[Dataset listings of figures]

◇ ◇ ◇ ◇ ◇ ◇ ◇

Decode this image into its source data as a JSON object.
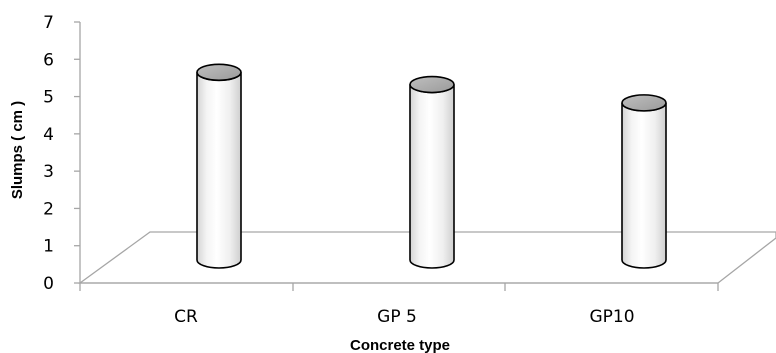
{
  "chart_data": {
    "type": "bar",
    "style": "3d-cylinder",
    "title": "",
    "xlabel": "Concrete type",
    "ylabel": "Slumps ( cm )",
    "ylim": [
      0,
      7
    ],
    "yticks": [
      "0",
      "1",
      "2",
      "3",
      "4",
      "5",
      "6",
      "7"
    ],
    "categories": [
      "CR",
      "GP 5",
      "GP10"
    ],
    "values": [
      6.2,
      5.8,
      5.2
    ],
    "grid": false,
    "legend": "none"
  }
}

◇ ◇ ◇ ◇ ◇ ◇ ◇

▶ _EXERCISE DESCRIPTION_: Retype the records exactly. Any image in them should not appear in what you write.

▶ _ANSWER FOR THIS EXERCISE_:
Decode this image into its source data as a JSON object.
{
  "chart_data": {
    "type": "bar",
    "style": "3d-cylinder",
    "title": "",
    "xlabel": "Concrete type",
    "ylabel": "Slumps ( cm )",
    "ylim": [
      0,
      7
    ],
    "yticks": [
      "0",
      "1",
      "2",
      "3",
      "4",
      "5",
      "6",
      "7"
    ],
    "categories": [
      "CR",
      "GP 5",
      "GP10"
    ],
    "values": [
      6.2,
      5.8,
      5.2
    ],
    "grid": false,
    "legend": "none"
  }
}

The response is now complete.